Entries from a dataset
============================================================
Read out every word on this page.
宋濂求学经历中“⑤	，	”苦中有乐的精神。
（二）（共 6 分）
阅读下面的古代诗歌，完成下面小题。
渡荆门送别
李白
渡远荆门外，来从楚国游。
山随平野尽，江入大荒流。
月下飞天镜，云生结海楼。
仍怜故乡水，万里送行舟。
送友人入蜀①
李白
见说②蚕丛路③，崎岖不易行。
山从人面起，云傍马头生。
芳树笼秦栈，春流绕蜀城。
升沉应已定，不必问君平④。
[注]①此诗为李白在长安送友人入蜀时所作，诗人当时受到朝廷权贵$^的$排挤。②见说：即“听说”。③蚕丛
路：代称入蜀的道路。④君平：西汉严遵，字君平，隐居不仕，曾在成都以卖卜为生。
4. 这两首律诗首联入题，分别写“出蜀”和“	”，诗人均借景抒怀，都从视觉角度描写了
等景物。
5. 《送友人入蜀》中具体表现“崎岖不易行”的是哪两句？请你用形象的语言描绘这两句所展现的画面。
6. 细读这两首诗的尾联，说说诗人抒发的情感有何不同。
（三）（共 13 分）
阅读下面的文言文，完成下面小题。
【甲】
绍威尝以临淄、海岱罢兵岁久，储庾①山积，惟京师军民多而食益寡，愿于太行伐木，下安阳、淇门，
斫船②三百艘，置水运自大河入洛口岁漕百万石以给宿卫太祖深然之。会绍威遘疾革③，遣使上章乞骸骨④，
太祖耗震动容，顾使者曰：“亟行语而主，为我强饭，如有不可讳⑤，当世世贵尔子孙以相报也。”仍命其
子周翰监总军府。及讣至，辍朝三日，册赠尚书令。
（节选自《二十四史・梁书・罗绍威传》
============================================================
- _Exercise directions_:
Set all of the records down again, exactly as they stand.

- _Full response_:
Read out every word on this page.
宋濂求学经历中“⑤	，	”苦中有乐的精神。
（二）（共 6 分）
阅读下面的古代诗歌，完成下面小题。
渡荆门送别
李白
渡远荆门外，来从楚国游。
山随平野尽，江入大荒流。
月下飞天镜，云生结海楼。
仍怜故乡水，万里送行舟。
送友人入蜀①
李白
见说②蚕丛路③，崎岖不易行。
山从人面起，云傍马头生。
芳树笼秦栈，春流绕蜀城。
升沉应已定，不必问君平④。
[注]①此诗为李白在长安送友人入蜀时所作，诗人当时受到朝廷权贵$^的$排挤。②见说：即“听说”。③蚕丛
路：代称入蜀的道路。④君平：西汉严遵，字君平，隐居不仕，曾在成都以卖卜为生。
4. 这两首律诗首联入题，分别写“出蜀”和“	”，诗人均借景抒怀，都从视觉角度描写了
等景物。
5. 《送友人入蜀》中具体表现“崎岖不易行”的是哪两句？请你用形象的语言描绘这两句所展现的画面。
6. 细读这两首诗的尾联，说说诗人抒发的情感有何不同。
（三）（共 13 分）
阅读下面的文言文，完成下面小题。
【甲】
绍威尝以临淄、海岱罢兵岁久，储庾①山积，惟京师军民多而食益寡，愿于太行伐木，下安阳、淇门，
斫船②三百艘，置水运自大河入洛口岁漕百万石以给宿卫太祖深然之。会绍威遘疾革③，遣使上章乞骸骨④，
太祖耗震动容，顾使者曰：“亟行语而主，为我强饭，如有不可讳⑤，当世世贵尔子孙以相报也。”仍命其
子周翰监总军府。及讣至，辍朝三日，册赠尚书令。
（节选自《二十四史・梁书・罗绍威传》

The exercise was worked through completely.